### Written problem:
Every line of the material below should be repeated exactly.

### Material for this task:
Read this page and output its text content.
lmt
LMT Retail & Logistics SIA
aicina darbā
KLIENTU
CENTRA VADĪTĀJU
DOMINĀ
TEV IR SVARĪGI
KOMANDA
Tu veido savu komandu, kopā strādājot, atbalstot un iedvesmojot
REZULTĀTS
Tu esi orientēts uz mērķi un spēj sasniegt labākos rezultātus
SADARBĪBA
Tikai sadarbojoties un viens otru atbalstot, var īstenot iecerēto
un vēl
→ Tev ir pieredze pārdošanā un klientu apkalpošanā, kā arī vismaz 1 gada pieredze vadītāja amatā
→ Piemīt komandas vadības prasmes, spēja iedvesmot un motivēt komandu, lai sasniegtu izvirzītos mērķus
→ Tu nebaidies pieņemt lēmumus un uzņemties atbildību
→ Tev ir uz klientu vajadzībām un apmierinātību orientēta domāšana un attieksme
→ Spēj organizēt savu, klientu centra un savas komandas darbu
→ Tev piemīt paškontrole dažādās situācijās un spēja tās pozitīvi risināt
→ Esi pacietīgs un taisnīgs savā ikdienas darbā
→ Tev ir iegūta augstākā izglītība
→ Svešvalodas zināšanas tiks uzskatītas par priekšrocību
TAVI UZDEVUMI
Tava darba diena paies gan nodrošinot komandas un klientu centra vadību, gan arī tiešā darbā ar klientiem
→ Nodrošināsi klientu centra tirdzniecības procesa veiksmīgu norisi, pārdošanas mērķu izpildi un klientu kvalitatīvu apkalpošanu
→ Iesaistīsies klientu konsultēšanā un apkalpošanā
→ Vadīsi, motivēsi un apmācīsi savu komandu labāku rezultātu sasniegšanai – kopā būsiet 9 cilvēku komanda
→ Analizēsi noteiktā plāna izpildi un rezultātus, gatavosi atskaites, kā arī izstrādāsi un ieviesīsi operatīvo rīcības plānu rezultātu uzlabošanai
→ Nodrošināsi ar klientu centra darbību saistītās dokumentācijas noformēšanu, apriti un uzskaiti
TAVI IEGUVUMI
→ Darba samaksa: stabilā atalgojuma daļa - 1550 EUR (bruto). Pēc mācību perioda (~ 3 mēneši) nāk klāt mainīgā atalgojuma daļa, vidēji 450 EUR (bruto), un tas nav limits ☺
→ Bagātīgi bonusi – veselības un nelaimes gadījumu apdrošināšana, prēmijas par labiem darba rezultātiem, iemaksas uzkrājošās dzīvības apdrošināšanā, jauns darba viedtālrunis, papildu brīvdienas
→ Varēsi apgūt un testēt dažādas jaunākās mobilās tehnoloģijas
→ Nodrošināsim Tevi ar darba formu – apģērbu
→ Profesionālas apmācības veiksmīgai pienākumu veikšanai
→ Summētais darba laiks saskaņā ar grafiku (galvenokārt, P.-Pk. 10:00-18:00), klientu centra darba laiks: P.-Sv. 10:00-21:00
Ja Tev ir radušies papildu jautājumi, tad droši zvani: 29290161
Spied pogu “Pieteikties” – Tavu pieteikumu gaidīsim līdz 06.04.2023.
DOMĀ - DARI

### Written response:
Read this page and output its text content.
lmt
LMT Retail & Logistics SIA
aicina darbā
KLIENTU
CENTRA VADĪTĀJU
DOMINĀ
TEV IR SVARĪGI
KOMANDA
Tu veido savu komandu, kopā strādājot, atbalstot un iedvesmojot
REZULTĀTS
Tu esi orientēts uz mērķi un spēj sasniegt labākos rezultātus
SADARBĪBA
Tikai sadarbojoties un viens otru atbalstot, var īstenot iecerēto
un vēl
→ Tev ir pieredze pārdošanā un klientu apkalpošanā, kā arī vismaz 1 gada pieredze vadītāja amatā
→ Piemīt komandas vadības prasmes, spēja iedvesmot un motivēt komandu, lai sasniegtu izvirzītos mērķus
→ Tu nebaidies pieņemt lēmumus un uzņemties atbildību
→ Tev ir uz klientu vajadzībām un apmierinātību orientēta domāšana un attieksme
→ Spēj organizēt savu, klientu centra un savas komandas darbu
→ Tev piemīt paškontrole dažādās situācijās un spēja tās pozitīvi risināt
→ Esi pacietīgs un taisnīgs savā ikdienas darbā
→ Tev ir iegūta augstākā izglītība
→ Svešvalodas zināšanas tiks uzskatītas par priekšrocību
TAVI UZDEVUMI
Tava darba diena paies gan nodrošinot komandas un klientu centra vadību, gan arī tiešā darbā ar klientiem
→ Nodrošināsi klientu centra tirdzniecības procesa veiksmīgu norisi, pārdošanas mērķu izpildi un klientu kvalitatīvu apkalpošanu
→ Iesaistīsies klientu konsultēšanā un apkalpošanā
→ Vadīsi, motivēsi un apmācīsi savu komandu labāku rezultātu sasniegšanai – kopā būsiet 9 cilvēku komanda
→ Analizēsi noteiktā plāna izpildi un rezultātus, gatavosi atskaites, kā arī izstrādāsi un ieviesīsi operatīvo rīcības plānu rezultātu uzlabošanai
→ Nodrošināsi ar klientu centra darbību saistītās dokumentācijas noformēšanu, apriti un uzskaiti
TAVI IEGUVUMI
→ Darba samaksa: stabilā atalgojuma daļa - 1550 EUR (bruto). Pēc mācību perioda (~ 3 mēneši) nāk klāt mainīgā atalgojuma daļa, vidēji 450 EUR (bruto), un tas nav limits ☺
→ Bagātīgi bonusi – veselības un nelaimes gadījumu apdrošināšana, prēmijas par labiem darba rezultātiem, iemaksas uzkrājošās dzīvības apdrošināšanā, jauns darba viedtālrunis, papildu brīvdienas
→ Varēsi apgūt un testēt dažādas jaunākās mobilās tehnoloģijas
→ Nodrošināsim Tevi ar darba formu – apģērbu
→ Profesionālas apmācības veiksmīgai pienākumu veikšanai
→ Summētais darba laiks saskaņā ar grafiku (galvenokārt, P.-Pk. 10:00-18:00), klientu centra darba laiks: P.-Sv. 10:00-21:00
Ja Tev ir radušies papildu jautājumi, tad droši zvani: 29290161
Spied pogu “Pieteikties” – Tavu pieteikumu gaidīsim līdz 06.04.2023.
DOMĀ - DARI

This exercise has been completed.